_Input records_.
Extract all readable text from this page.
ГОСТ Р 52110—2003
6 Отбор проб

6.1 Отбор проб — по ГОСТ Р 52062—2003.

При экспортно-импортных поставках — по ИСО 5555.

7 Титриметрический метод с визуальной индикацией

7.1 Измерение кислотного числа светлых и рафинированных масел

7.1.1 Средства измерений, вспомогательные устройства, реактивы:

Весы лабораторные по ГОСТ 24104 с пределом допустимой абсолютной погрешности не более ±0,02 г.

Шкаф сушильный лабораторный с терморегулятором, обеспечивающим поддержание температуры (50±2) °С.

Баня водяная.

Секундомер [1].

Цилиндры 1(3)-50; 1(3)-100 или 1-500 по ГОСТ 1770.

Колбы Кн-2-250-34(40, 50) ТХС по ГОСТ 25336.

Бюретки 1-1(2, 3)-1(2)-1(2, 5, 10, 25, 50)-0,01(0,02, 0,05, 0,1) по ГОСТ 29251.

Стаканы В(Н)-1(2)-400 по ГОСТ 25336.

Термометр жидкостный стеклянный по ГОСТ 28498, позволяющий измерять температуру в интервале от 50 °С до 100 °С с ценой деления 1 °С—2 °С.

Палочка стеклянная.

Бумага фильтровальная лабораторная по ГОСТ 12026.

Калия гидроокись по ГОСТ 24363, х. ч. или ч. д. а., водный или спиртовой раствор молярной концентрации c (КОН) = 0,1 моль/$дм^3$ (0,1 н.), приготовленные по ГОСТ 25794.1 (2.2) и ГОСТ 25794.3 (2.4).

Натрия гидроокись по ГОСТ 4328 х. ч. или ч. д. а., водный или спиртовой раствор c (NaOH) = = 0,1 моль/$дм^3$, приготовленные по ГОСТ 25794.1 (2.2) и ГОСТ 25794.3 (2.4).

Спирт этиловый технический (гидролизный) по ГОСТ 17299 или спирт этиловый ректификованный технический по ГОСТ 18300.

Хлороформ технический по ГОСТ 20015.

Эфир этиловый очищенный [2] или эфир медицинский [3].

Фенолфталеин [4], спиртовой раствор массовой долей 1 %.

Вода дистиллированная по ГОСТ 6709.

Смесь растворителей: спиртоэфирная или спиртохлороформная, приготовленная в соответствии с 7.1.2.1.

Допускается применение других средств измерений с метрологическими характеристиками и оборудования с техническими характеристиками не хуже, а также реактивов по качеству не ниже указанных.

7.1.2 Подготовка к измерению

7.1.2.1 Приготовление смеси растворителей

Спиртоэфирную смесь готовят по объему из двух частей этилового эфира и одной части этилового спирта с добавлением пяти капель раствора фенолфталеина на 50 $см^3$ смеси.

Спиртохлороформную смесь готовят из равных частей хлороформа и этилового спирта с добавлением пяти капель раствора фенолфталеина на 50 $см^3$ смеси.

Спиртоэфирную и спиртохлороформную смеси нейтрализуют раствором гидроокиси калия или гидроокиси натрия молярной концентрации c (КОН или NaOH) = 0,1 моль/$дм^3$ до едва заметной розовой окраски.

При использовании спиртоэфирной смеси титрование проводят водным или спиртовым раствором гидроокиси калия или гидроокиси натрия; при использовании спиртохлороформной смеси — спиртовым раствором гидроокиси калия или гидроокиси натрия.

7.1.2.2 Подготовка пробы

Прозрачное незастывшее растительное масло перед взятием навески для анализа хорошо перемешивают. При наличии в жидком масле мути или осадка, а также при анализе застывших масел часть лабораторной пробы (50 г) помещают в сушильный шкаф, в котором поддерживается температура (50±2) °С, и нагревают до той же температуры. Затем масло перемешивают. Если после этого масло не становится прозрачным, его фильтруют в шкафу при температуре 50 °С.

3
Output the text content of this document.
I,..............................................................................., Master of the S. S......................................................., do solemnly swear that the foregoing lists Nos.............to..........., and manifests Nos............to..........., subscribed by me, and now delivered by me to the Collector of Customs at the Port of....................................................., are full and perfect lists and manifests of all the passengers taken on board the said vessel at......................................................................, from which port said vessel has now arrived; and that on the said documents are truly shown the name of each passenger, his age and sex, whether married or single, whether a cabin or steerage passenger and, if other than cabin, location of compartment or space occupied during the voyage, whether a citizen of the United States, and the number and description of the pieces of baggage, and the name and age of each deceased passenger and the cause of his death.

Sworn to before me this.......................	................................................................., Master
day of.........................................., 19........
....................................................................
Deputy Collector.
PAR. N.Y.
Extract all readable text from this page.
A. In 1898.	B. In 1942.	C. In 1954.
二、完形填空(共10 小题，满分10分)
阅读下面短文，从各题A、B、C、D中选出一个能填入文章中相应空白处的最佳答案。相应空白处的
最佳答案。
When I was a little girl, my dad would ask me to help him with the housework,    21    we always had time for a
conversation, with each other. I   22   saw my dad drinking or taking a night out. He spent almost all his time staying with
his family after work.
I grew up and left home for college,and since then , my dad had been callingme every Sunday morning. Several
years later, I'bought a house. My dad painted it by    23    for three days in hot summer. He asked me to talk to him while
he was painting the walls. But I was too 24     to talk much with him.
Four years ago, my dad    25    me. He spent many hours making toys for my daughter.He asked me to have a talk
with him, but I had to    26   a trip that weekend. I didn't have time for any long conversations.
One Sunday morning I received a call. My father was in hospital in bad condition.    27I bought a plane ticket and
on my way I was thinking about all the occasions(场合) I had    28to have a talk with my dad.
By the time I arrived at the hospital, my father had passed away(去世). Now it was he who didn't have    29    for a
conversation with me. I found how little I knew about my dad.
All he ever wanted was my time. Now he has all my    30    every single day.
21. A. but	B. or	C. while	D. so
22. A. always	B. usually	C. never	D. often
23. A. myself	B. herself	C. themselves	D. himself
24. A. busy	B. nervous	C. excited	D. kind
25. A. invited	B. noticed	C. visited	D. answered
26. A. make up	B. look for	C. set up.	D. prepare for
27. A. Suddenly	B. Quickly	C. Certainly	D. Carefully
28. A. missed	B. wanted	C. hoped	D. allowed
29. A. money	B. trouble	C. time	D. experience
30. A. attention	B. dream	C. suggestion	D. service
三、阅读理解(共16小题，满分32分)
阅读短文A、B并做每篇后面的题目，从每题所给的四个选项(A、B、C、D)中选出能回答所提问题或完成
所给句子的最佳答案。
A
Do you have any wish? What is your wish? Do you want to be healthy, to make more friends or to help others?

_Problem description_.
Your task is to repeat the data exactly, with nothing left out.

_Answer to this task_.
Extract all readable text from this page.
ГОСТ Р 52110—2003
6 Отбор проб

6.1 Отбор проб — по ГОСТ Р 52062—2003.

При экспортно-импортных поставках — по ИСО 5555.

7 Титриметрический метод с визуальной индикацией

7.1 Измерение кислотного числа светлых и рафинированных масел

7.1.1 Средства измерений, вспомогательные устройства, реактивы:

Весы лабораторные по ГОСТ 24104 с пределом допустимой абсолютной погрешности не более ±0,02 г.

Шкаф сушильный лабораторный с терморегулятором, обеспечивающим поддержание температуры (50±2) °С.

Баня водяная.

Секундомер [1].

Цилиндры 1(3)-50; 1(3)-100 или 1-500 по ГОСТ 1770.

Колбы Кн-2-250-34(40, 50) ТХС по ГОСТ 25336.

Бюретки 1-1(2, 3)-1(2)-1(2, 5, 10, 25, 50)-0,01(0,02, 0,05, 0,1) по ГОСТ 29251.

Стаканы В(Н)-1(2)-400 по ГОСТ 25336.

Термометр жидкостный стеклянный по ГОСТ 28498, позволяющий измерять температуру в интервале от 50 °С до 100 °С с ценой деления 1 °С—2 °С.

Палочка стеклянная.

Бумага фильтровальная лабораторная по ГОСТ 12026.

Калия гидроокись по ГОСТ 24363, х. ч. или ч. д. а., водный или спиртовой раствор молярной концентрации c (КОН) = 0,1 моль/$дм^3$ (0,1 н.), приготовленные по ГОСТ 25794.1 (2.2) и ГОСТ 25794.3 (2.4).

Натрия гидроокись по ГОСТ 4328 х. ч. или ч. д. а., водный или спиртовой раствор c (NaOH) = = 0,1 моль/$дм^3$, приготовленные по ГОСТ 25794.1 (2.2) и ГОСТ 25794.3 (2.4).

Спирт этиловый технический (гидролизный) по ГОСТ 17299 или спирт этиловый ректификованный технический по ГОСТ 18300.

Хлороформ технический по ГОСТ 20015.

Эфир этиловый очищенный [2] или эфир медицинский [3].

Фенолфталеин [4], спиртовой раствор массовой долей 1 %.

Вода дистиллированная по ГОСТ 6709.

Смесь растворителей: спиртоэфирная или спиртохлороформная, приготовленная в соответствии с 7.1.2.1.

Допускается применение других средств измерений с метрологическими характеристиками и оборудования с техническими характеристиками не хуже, а также реактивов по качеству не ниже указанных.

7.1.2 Подготовка к измерению

7.1.2.1 Приготовление смеси растворителей

Спиртоэфирную смесь готовят по объему из двух частей этилового эфира и одной части этилового спирта с добавлением пяти капель раствора фенолфталеина на 50 $см^3$ смеси.

Спиртохлороформную смесь готовят из равных частей хлороформа и этилового спирта с добавлением пяти капель раствора фенолфталеина на 50 $см^3$ смеси.

Спиртоэфирную и спиртохлороформную смеси нейтрализуют раствором гидроокиси калия или гидроокиси натрия молярной концентрации c (КОН или NaOH) = 0,1 моль/$дм^3$ до едва заметной розовой окраски.

При использовании спиртоэфирной смеси титрование проводят водным или спиртовым раствором гидроокиси калия или гидроокиси натрия; при использовании спиртохлороформной смеси — спиртовым раствором гидроокиси калия или гидроокиси натрия.

7.1.2.2 Подготовка пробы

Прозрачное незастывшее растительное масло перед взятием навески для анализа хорошо перемешивают. При наличии в жидком масле мути или осадка, а также при анализе застывших масел часть лабораторной пробы (50 г) помещают в сушильный шкаф, в котором поддерживается температура (50±2) °С, и нагревают до той же температуры. Затем масло перемешивают. Если после этого масло не становится прозрачным, его фильтруют в шкафу при температуре 50 °С.

3
Output the text content of this document.
I,..............................................................................., Master of the S. S......................................................., do solemnly swear that the foregoing lists Nos.............to..........., and manifests Nos............to..........., subscribed by me, and now delivered by me to the Collector of Customs at the Port of....................................................., are full and perfect lists and manifests of all the passengers taken on board the said vessel at......................................................................, from which port said vessel has now arrived; and that on the said documents are truly shown the name of each passenger, his age and sex, whether married or single, whether a cabin or steerage passenger and, if other than cabin, location of compartment or space occupied during the voyage, whether a citizen of the United States, and the number and description of the pieces of baggage, and the name and age of each deceased passenger and the cause of his death.

Sworn to before me this.......................	................................................................., Master
day of.........................................., 19........
....................................................................
Deputy Collector.
PAR. N.Y.
Extract all readable text from this page.
A. In 1898.	B. In 1942.	C. In 1954.
二、完形填空(共10 小题，满分10分)
阅读下面短文，从各题A、B、C、D中选出一个能填入文章中相应空白处的最佳答案。相应空白处的
最佳答案。
When I was a little girl, my dad would ask me to help him with the housework,    21    we always had time for a
conversation, with each other. I   22   saw my dad drinking or taking a night out. He spent almost all his time staying with
his family after work.
I grew up and left home for college,and since then , my dad had been callingme every Sunday morning. Several
years later, I'bought a house. My dad painted it by    23    for three days in hot summer. He asked me to talk to him while
he was painting the walls. But I was too 24     to talk much with him.
Four years ago, my dad    25    me. He spent many hours making toys for my daughter.He asked me to have a talk
with him, but I had to    26   a trip that weekend. I didn't have time for any long conversations.
One Sunday morning I received a call. My father was in hospital in bad condition.    27I bought a plane ticket and
on my way I was thinking about all the occasions(场合) I had    28to have a talk with my dad.
By the time I arrived at the hospital, my father had passed away(去世). Now it was he who didn't have    29    for a
conversation with me. I found how little I knew about my dad.
All he ever wanted was my time. Now he has all my    30    every single day.
21. A. but	B. or	C. while	D. so
22. A. always	B. usually	C. never	D. often
23. A. myself	B. herself	C. themselves	D. himself
24. A. busy	B. nervous	C. excited	D. kind
25. A. invited	B. noticed	C. visited	D. answered
26. A. make up	B. look for	C. set up.	D. prepare for
27. A. Suddenly	B. Quickly	C. Certainly	D. Carefully
28. A. missed	B. wanted	C. hoped	D. allowed
29. A. money	B. trouble	C. time	D. experience
30. A. attention	B. dream	C. suggestion	D. service
三、阅读理解(共16小题，满分32分)
阅读短文A、B并做每篇后面的题目，从每题所给的四个选项(A、B、C、D)中选出能回答所提问题或完成
所给句子的最佳答案。
A
Do you have any wish? What is your wish? Do you want to be healthy, to make more friends or to help others?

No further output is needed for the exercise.